(Entries taken from a collection)
--- BEGIN ---

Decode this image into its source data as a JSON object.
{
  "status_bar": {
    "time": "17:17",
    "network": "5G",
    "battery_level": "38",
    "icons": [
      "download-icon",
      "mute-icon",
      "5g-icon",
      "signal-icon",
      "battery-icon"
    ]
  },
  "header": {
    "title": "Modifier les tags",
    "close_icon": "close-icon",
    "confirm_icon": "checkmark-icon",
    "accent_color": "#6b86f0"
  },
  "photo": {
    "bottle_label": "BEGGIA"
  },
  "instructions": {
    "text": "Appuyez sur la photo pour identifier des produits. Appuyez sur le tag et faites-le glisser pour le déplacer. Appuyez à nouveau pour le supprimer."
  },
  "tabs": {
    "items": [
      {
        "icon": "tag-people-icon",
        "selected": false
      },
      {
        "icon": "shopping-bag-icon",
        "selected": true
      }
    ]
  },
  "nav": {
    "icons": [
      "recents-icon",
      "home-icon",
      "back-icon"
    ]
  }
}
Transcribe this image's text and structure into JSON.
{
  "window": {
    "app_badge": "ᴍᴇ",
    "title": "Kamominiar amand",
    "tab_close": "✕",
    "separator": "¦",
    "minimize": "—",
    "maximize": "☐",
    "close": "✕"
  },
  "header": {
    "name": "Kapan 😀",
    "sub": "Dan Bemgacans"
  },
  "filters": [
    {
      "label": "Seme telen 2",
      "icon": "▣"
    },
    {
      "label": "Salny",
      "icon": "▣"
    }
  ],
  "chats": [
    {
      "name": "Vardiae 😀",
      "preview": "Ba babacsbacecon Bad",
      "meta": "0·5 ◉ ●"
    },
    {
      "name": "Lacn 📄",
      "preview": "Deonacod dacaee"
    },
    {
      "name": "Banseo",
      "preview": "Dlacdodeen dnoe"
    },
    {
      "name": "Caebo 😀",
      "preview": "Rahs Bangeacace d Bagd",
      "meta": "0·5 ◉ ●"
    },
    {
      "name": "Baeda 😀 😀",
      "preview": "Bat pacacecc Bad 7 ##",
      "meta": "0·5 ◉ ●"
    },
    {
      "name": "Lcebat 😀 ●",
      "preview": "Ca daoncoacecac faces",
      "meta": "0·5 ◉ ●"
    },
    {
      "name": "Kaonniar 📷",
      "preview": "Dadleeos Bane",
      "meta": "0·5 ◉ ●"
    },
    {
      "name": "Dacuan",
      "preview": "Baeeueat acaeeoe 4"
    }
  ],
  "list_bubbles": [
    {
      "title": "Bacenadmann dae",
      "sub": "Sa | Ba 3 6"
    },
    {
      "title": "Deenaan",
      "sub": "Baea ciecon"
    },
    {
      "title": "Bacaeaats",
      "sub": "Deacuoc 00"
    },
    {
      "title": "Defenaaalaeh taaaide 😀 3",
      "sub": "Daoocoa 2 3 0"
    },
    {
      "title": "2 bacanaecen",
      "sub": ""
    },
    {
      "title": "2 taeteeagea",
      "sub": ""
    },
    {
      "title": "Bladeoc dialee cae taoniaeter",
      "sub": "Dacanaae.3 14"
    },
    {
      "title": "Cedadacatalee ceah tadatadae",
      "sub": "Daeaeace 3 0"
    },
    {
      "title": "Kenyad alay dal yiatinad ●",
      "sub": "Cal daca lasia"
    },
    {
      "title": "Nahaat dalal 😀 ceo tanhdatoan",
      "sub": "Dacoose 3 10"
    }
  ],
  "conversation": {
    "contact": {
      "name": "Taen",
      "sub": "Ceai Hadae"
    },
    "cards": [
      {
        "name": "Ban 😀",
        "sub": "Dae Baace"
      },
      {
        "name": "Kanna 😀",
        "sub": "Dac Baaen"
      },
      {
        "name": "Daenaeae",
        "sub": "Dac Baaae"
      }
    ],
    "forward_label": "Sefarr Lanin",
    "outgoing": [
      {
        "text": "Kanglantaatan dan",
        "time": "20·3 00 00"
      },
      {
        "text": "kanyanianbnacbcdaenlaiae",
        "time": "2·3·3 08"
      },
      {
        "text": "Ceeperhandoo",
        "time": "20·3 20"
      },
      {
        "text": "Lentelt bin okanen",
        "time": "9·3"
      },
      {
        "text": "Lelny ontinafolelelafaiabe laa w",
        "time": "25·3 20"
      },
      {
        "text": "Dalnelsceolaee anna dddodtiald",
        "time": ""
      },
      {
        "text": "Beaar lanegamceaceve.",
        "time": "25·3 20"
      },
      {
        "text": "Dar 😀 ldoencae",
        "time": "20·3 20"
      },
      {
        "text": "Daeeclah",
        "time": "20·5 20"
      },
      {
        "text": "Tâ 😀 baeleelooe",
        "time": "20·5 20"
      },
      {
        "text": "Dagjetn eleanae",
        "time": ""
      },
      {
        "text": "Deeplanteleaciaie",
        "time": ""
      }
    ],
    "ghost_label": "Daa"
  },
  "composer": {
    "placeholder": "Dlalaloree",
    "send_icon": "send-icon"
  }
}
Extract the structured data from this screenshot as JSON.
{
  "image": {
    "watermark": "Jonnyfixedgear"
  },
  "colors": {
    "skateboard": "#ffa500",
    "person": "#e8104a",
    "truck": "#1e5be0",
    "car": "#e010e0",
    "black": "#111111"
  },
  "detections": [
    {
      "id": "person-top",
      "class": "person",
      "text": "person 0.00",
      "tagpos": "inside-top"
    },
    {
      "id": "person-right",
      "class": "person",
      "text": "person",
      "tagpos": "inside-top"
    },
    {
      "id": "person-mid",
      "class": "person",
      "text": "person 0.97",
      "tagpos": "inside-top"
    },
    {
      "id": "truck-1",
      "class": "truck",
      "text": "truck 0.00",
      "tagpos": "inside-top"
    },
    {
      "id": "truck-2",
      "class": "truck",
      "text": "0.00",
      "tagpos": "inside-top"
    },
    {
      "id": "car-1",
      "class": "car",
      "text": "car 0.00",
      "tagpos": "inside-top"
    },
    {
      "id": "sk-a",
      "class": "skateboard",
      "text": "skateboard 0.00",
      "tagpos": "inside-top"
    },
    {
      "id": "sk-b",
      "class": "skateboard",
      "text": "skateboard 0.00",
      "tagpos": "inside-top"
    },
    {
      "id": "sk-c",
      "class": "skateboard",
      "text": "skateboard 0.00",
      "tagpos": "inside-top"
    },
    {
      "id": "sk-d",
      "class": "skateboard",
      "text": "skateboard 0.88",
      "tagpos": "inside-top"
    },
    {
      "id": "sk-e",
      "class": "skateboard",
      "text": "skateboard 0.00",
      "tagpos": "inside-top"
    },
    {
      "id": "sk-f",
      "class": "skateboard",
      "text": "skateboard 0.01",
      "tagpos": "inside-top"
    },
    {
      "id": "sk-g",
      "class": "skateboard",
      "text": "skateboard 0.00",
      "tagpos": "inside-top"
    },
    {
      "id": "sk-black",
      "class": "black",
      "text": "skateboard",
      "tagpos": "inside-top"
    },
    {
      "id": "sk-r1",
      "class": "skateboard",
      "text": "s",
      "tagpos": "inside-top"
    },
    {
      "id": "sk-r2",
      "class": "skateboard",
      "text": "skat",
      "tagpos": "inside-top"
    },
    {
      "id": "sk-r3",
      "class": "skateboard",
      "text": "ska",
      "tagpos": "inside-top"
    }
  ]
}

--- END ---

_TASK STATEMENT:_ Where a line holds the string "photo", copy that line.

_FULL RESPONSE:_
  "photo": {
    "text": "Appuyez sur la photo pour identifier des produits. Appuyez sur le tag et faites-le glisser pour le déplacer. Appuyez à nouveau pour le supprimer."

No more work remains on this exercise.